§ **Extracted information**
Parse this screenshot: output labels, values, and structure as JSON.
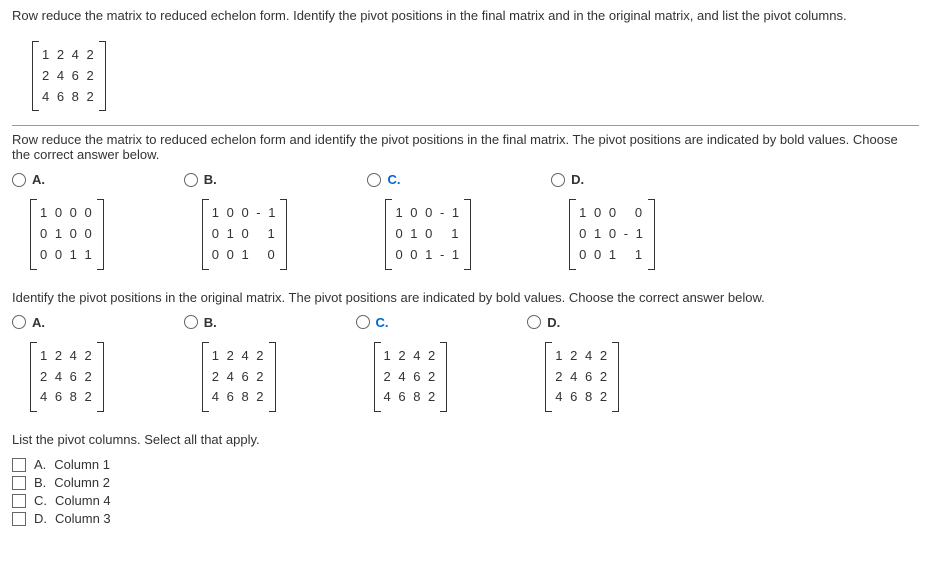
{
  "q1_text": "Row reduce the matrix to reduced echelon form. Identify the pivot positions in the final matrix and in the original matrix, and list the pivot columns.",
  "main_matrix": {
    "r1": "1 2 4 2",
    "r2": "2 4 6 2",
    "r3": "4 6 8 2"
  },
  "q2_text": "Row reduce the matrix to reduced echelon form and identify the pivot positions in the final matrix. The pivot positions are indicated by bold values. Choose the correct answer below.",
  "final_matrix_options": {
    "A": {
      "label": "A.",
      "r1": "1 0 0 0",
      "r2": "0 1 0 0",
      "r3": "0 0 1 1"
    },
    "B": {
      "label": "B.",
      "r1": "1 0 0 - 1",
      "r2": "0 1 0   1",
      "r3": "0 0 1   0"
    },
    "C": {
      "label": "C.",
      "r1": "1 0 0 - 1",
      "r2": "0 1 0   1",
      "r3": "0 0 1 - 1"
    },
    "D": {
      "label": "D.",
      "r1": "1 0 0   0",
      "r2": "0 1 0 - 1",
      "r3": "0 0 1   1"
    }
  },
  "q3_text": "Identify the pivot positions in the original matrix. The pivot positions are indicated by bold values. Choose the correct answer below.",
  "orig_matrix_options": {
    "A": {
      "label": "A.",
      "r1": "1 2 4 2",
      "r2": "2 4 6 2",
      "r3": "4 6 8 2"
    },
    "B": {
      "label": "B.",
      "r1": "1 2 4 2",
      "r2": "2 4 6 2",
      "r3": "4 6 8 2"
    },
    "C": {
      "label": "C.",
      "r1": "1 2 4 2",
      "r2": "2 4 6 2",
      "r3": "4 6 8 2"
    },
    "D": {
      "label": "D.",
      "r1": "1 2 4 2",
      "r2": "2 4 6 2",
      "r3": "4 6 8 2"
    }
  },
  "q4_text": "List the pivot columns. Select all that apply.",
  "checkbox_options": {
    "A": {
      "label": "A.",
      "text": "Column 1"
    },
    "B": {
      "label": "B.",
      "text": "Column 2"
    },
    "C": {
      "label": "C.",
      "text": "Column 4"
    },
    "D": {
      "label": "D.",
      "text": "Column 3"
    }
  }
}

§ **Task requirements**
List each line holding the string "correct".

§ **Written answer**
  "q2_text": "Row reduce the matrix to reduced echelon form and identify the pivot positions in the final matrix. The pivot positions are indicated by bold values. Choose the correct answer below.",
  "q3_text": "Identify the pivot positions in the original matrix. The pivot positions are indicated by bold values. Choose the correct answer below.",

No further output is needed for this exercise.